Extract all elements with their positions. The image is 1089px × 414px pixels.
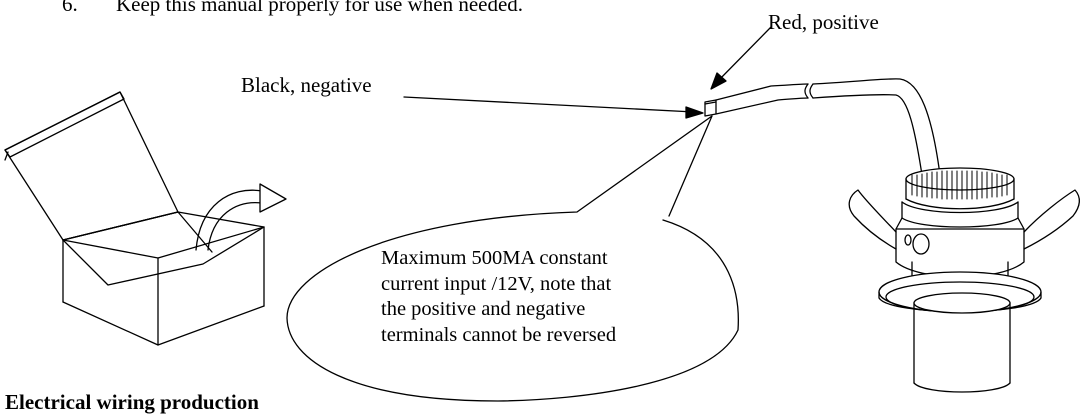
callout-line: the positive and negative <box>381 298 586 320</box>
list-text: Keep this manual properly for use when n… <box>116 0 524 16</box>
section-heading: Electrical wiring production <box>5 390 259 414</box>
black-wire-arrow <box>403 96 704 119</box>
list-item: 6. Keep this manual properly for use when… <box>62 0 523 15</box>
list-number: 6. <box>62 0 78 16</box>
callout-bubble <box>286 115 739 402</box>
wire-cable <box>704 78 941 176</box>
callout-line: Maximum 500MA constant <box>381 247 608 269</box>
black-negative-label: Black, negative <box>241 73 372 97</box>
red-wire-arrow <box>710 26 772 90</box>
callout-line: current input /12V, note that <box>381 272 612 295</box>
callout-line: terminals cannot be reversed <box>381 323 617 346</box>
red-positive-label: Red, positive <box>768 10 879 34</box>
open-box-icon <box>4 91 265 346</box>
downlight-fixture <box>848 167 1080 393</box>
illustration-layer <box>4 26 1080 402</box>
callout-text: Maximum 500MA constant current input /12… <box>381 246 616 348</box>
curved-arrow-icon <box>195 183 287 251</box>
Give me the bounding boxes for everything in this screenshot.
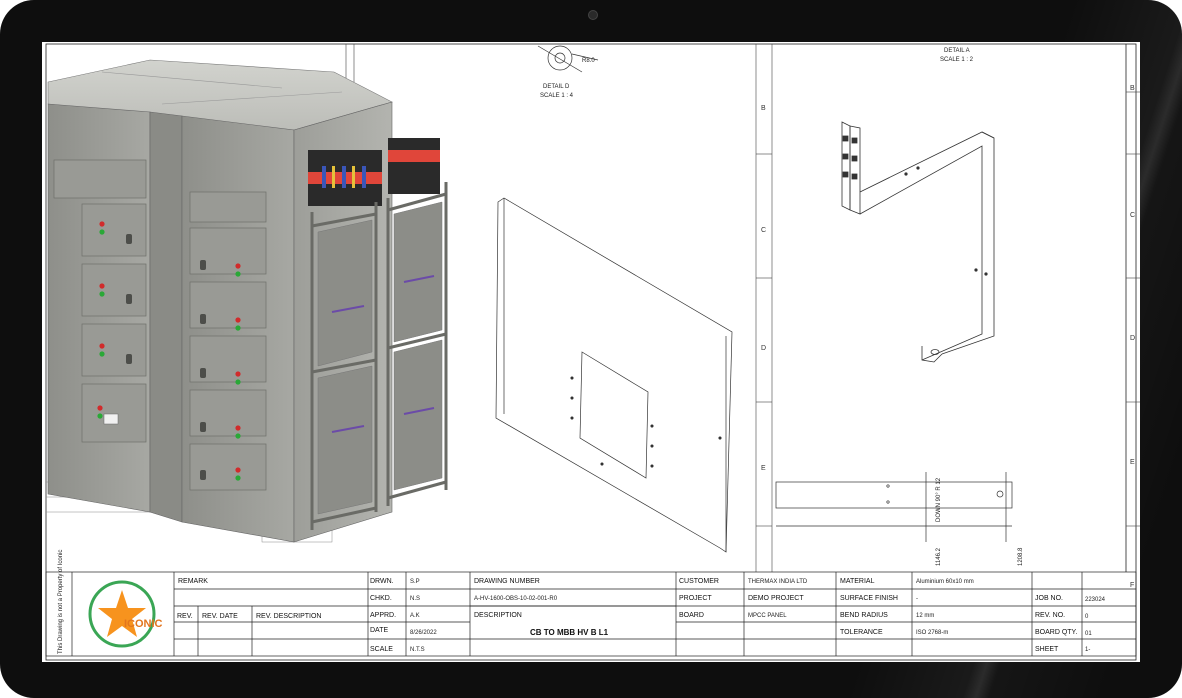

WORK INSTRUCTIONS >>
Render every row above as a Markdown table with the columns No. and Row text, numbering each line and skipping blank lines. Omit the pictures from the table.

RIGHT ANSWER >>
| No. | Row text |
|---|---|
| 1 | Extract all elements with their positions. The image is 1089px × 414px pixels. |
| 2 | callout-line: the positive and negative <box>381 298 586 320</box> |
| 3 | list-text: Keep this manual properly for use when n… <box>116 0 524 16</box> |
| 4 | section-heading: Electrical wiring production <box>5 390 259 414</box> |
| 5 | black-wire-arrow <box>403 96 704 119</box> |
| 6 | list-item: 6. Keep this manual properly for use when… <box>62 0 523 15</box> |
| 7 | list-number: 6. <box>62 0 78 16</box> |
| 8 | callout-bubble <box>286 115 739 402</box> |
| 9 | wire-cable <box>704 78 941 176</box> |
| 10 | callout-line: Maximum 500MA constant <box>381 247 608 269</box> |
| 11 | black-negative-label: Black, negative <box>241 73 372 97</box> |
| 12 | red-wire-arrow <box>710 26 772 90</box> |
| 13 | callout-line: current input /12V, note that <box>381 272 612 295</box> |
| 14 | callout-line: terminals cannot be reversed <box>381 323 617 346</box> |
| 15 | red-positive-label: Red, positive <box>768 10 879 34</box> |
| 16 | open-box-icon <box>4 91 265 346</box> |
| 17 | downlight-fixture <box>848 167 1080 393</box> |
| 18 | illustration-layer <box>4 26 1080 402</box> |
| 19 | callout-text: Maximum 500MA constant current input /12… <box>381 246 616 348</box> |
| 20 | curved-arrow-icon <box>195 183 287 251</box> |
| 21 | Give me the bounding boxes for everything in this screenshot. |